* _Work instructions_
Quote the listing below in its entirety.

* _Data provided_
— Start —

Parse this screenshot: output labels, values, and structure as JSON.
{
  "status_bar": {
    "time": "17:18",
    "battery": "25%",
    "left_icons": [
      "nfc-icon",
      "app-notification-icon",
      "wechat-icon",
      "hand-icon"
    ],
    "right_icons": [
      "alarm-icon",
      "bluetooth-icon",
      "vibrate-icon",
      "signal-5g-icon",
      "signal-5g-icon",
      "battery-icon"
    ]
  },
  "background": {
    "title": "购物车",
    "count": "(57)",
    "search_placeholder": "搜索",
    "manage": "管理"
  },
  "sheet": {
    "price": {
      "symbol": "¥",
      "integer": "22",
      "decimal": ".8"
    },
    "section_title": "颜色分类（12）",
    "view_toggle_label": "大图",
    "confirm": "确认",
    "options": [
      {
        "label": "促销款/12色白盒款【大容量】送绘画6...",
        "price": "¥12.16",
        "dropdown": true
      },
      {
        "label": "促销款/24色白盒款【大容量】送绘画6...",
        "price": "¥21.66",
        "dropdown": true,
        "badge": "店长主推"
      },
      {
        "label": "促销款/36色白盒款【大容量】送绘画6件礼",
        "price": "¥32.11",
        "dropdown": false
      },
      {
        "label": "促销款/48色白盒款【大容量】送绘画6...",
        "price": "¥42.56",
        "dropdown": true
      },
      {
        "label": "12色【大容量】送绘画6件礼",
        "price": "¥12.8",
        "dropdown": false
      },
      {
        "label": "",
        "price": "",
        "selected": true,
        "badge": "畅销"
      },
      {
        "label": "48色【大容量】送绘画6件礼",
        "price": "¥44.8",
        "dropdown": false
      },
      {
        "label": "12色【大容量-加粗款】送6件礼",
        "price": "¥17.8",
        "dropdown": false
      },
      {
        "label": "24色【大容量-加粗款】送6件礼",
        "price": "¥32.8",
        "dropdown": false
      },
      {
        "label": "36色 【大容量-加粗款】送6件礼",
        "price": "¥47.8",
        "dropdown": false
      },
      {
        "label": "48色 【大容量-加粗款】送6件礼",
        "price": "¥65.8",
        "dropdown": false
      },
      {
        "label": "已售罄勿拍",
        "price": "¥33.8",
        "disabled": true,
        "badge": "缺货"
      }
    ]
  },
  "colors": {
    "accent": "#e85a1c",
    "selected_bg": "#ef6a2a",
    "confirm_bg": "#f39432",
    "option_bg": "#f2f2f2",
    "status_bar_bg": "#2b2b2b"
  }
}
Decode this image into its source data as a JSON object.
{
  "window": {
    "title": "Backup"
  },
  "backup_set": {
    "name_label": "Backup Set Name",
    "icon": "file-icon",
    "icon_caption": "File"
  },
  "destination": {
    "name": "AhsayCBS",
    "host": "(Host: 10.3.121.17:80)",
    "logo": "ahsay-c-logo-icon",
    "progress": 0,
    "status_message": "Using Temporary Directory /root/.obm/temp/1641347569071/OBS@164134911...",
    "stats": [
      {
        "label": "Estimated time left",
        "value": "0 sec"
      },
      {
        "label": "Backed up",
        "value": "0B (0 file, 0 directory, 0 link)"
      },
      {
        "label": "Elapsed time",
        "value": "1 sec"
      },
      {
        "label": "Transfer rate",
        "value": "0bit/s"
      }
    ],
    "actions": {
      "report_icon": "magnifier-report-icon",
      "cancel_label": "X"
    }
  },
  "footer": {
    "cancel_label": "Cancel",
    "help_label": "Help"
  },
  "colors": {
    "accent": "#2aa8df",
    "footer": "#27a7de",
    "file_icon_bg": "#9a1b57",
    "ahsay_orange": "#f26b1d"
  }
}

— End —

* _Exercise solution_
Parse this screenshot: output labels, values, and structure as JSON.
{
  "status_bar": {
    "time": "17:18",
    "battery": "25%",
    "left_icons": [
      "nfc-icon",
      "app-notification-icon",
      "wechat-icon",
      "hand-icon"
    ],
    "right_icons": [
      "alarm-icon",
      "bluetooth-icon",
      "vibrate-icon",
      "signal-5g-icon",
      "signal-5g-icon",
      "battery-icon"
    ]
  },
  "background": {
    "title": "购物车",
    "count": "(57)",
    "search_placeholder": "搜索",
    "manage": "管理"
  },
  "sheet": {
    "price": {
      "symbol": "¥",
      "integer": "22",
      "decimal": ".8"
    },
    "section_title": "颜色分类（12）",
    "view_toggle_label": "大图",
    "confirm": "确认",
    "options": [
      {
        "label": "促销款/12色白盒款【大容量】送绘画6...",
        "price": "¥12.16",
        "dropdown": true
      },
      {
        "label": "促销款/24色白盒款【大容量】送绘画6...",
        "price": "¥21.66",
        "dropdown": true,
        "badge": "店长主推"
      },
      {
        "label": "促销款/36色白盒款【大容量】送绘画6件礼",
        "price": "¥32.11",
        "dropdown": false
      },
      {
        "label": "促销款/48色白盒款【大容量】送绘画6...",
        "price": "¥42.56",
        "dropdown": true
      },
      {
        "label": "12色【大容量】送绘画6件礼",
        "price": "¥12.8",
        "dropdown": false
      },
      {
        "label": "",
        "price": "",
        "selected": true,
        "badge": "畅销"
      },
      {
        "label": "48色【大容量】送绘画6件礼",
        "price": "¥44.8",
        "dropdown": false
      },
      {
        "label": "12色【大容量-加粗款】送6件礼",
        "price": "¥17.8",
        "dropdown": false
      },
      {
        "label": "24色【大容量-加粗款】送6件礼",
        "price": "¥32.8",
        "dropdown": false
      },
      {
        "label": "36色 【大容量-加粗款】送6件礼",
        "price": "¥47.8",
        "dropdown": false
      },
      {
        "label": "48色 【大容量-加粗款】送6件礼",
        "price": "¥65.8",
        "dropdown": false
      },
      {
        "label": "已售罄勿拍",
        "price": "¥33.8",
        "disabled": true,
        "badge": "缺货"
      }
    ]
  },
  "colors": {
    "accent": "#e85a1c",
    "selected_bg": "#ef6a2a",
    "confirm_bg": "#f39432",
    "option_bg": "#f2f2f2",
    "status_bar_bg": "#2b2b2b"
  }
}
Decode this image into its source data as a JSON object.
{
  "window": {
    "title": "Backup"
  },
  "backup_set": {
    "name_label": "Backup Set Name",
    "icon": "file-icon",
    "icon_caption": "File"
  },
  "destination": {
    "name": "AhsayCBS",
    "host": "(Host: 10.3.121.17:80)",
    "logo": "ahsay-c-logo-icon",
    "progress": 0,
    "status_message": "Using Temporary Directory /root/.obm/temp/1641347569071/OBS@164134911...",
    "stats": [
      {
        "label": "Estimated time left",
        "value": "0 sec"
      },
      {
        "label": "Backed up",
        "value": "0B (0 file, 0 directory, 0 link)"
      },
      {
        "label": "Elapsed time",
        "value": "1 sec"
      },
      {
        "label": "Transfer rate",
        "value": "0bit/s"
      }
    ],
    "actions": {
      "report_icon": "magnifier-report-icon",
      "cancel_label": "X"
    }
  },
  "footer": {
    "cancel_label": "Cancel",
    "help_label": "Help"
  },
  "colors": {
    "accent": "#2aa8df",
    "footer": "#27a7de",
    "file_icon_bg": "#9a1b57",
    "ahsay_orange": "#f26b1d"
  }
}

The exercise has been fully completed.